╭──

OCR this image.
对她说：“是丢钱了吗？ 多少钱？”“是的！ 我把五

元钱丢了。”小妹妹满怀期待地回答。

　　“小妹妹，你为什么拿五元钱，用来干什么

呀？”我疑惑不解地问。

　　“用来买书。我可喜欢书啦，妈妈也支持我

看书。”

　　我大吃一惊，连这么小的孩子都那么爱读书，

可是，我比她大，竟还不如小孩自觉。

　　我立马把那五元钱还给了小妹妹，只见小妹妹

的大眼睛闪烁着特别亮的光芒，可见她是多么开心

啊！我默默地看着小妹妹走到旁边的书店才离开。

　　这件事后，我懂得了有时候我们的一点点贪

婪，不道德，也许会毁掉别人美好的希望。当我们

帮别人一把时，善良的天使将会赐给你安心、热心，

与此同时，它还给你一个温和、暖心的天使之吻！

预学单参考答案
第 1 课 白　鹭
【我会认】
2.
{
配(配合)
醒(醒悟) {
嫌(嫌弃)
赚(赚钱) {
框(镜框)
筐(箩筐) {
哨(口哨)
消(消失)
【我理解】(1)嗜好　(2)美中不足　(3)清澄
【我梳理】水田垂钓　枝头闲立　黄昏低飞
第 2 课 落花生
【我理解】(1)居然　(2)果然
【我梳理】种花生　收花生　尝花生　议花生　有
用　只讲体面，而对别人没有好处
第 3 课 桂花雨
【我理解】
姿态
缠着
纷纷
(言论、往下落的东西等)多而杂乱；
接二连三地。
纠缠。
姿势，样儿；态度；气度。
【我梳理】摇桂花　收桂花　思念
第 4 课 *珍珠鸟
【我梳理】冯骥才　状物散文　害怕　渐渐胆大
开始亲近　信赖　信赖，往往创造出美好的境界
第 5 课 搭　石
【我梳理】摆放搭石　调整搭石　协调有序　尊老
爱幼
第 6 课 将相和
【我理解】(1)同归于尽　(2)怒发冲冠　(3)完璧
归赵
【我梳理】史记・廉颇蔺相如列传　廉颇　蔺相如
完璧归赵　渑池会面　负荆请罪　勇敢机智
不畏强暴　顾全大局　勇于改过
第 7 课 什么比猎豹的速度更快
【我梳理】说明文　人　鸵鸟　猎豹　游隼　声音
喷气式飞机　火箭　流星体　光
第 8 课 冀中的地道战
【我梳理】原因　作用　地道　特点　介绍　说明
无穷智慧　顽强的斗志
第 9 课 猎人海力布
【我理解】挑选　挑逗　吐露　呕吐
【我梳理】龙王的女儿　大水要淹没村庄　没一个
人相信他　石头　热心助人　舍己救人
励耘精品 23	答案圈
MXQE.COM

╰──

> WHAT YOU NEED TO DO
Print every record above exactly as written.

> FULL SOLUTION
OCR this image.
对她说：“是丢钱了吗？ 多少钱？”“是的！ 我把五

元钱丢了。”小妹妹满怀期待地回答。

　　“小妹妹，你为什么拿五元钱，用来干什么

呀？”我疑惑不解地问。

　　“用来买书。我可喜欢书啦，妈妈也支持我

看书。”

　　我大吃一惊，连这么小的孩子都那么爱读书，

可是，我比她大，竟还不如小孩自觉。

　　我立马把那五元钱还给了小妹妹，只见小妹妹

的大眼睛闪烁着特别亮的光芒，可见她是多么开心

啊！我默默地看着小妹妹走到旁边的书店才离开。

　　这件事后，我懂得了有时候我们的一点点贪

婪，不道德，也许会毁掉别人美好的希望。当我们

帮别人一把时，善良的天使将会赐给你安心、热心，

与此同时，它还给你一个温和、暖心的天使之吻！

预学单参考答案
第 1 课 白　鹭
【我会认】
2.
{
配(配合)
醒(醒悟) {
嫌(嫌弃)
赚(赚钱) {
框(镜框)
筐(箩筐) {
哨(口哨)
消(消失)
【我理解】(1)嗜好　(2)美中不足　(3)清澄
【我梳理】水田垂钓　枝头闲立　黄昏低飞
第 2 课 落花生
【我理解】(1)居然　(2)果然
【我梳理】种花生　收花生　尝花生　议花生　有
用　只讲体面，而对别人没有好处
第 3 课 桂花雨
【我理解】
姿态
缠着
纷纷
(言论、往下落的东西等)多而杂乱；
接二连三地。
纠缠。
姿势，样儿；态度；气度。
【我梳理】摇桂花　收桂花　思念
第 4 课 *珍珠鸟
【我梳理】冯骥才　状物散文　害怕　渐渐胆大
开始亲近　信赖　信赖，往往创造出美好的境界
第 5 课 搭　石
【我梳理】摆放搭石　调整搭石　协调有序　尊老
爱幼
第 6 课 将相和
【我理解】(1)同归于尽　(2)怒发冲冠　(3)完璧
归赵
【我梳理】史记・廉颇蔺相如列传　廉颇　蔺相如
完璧归赵　渑池会面　负荆请罪　勇敢机智
不畏强暴　顾全大局　勇于改过
第 7 课 什么比猎豹的速度更快
【我梳理】说明文　人　鸵鸟　猎豹　游隼　声音
喷气式飞机　火箭　流星体　光
第 8 课 冀中的地道战
【我梳理】原因　作用　地道　特点　介绍　说明
无穷智慧　顽强的斗志
第 9 课 猎人海力布
【我理解】挑选　挑逗　吐露　呕吐
【我梳理】龙王的女儿　大水要淹没村庄　没一个
人相信他　石头　热心助人　舍己救人
励耘精品 23	答案圈
MXQE.COM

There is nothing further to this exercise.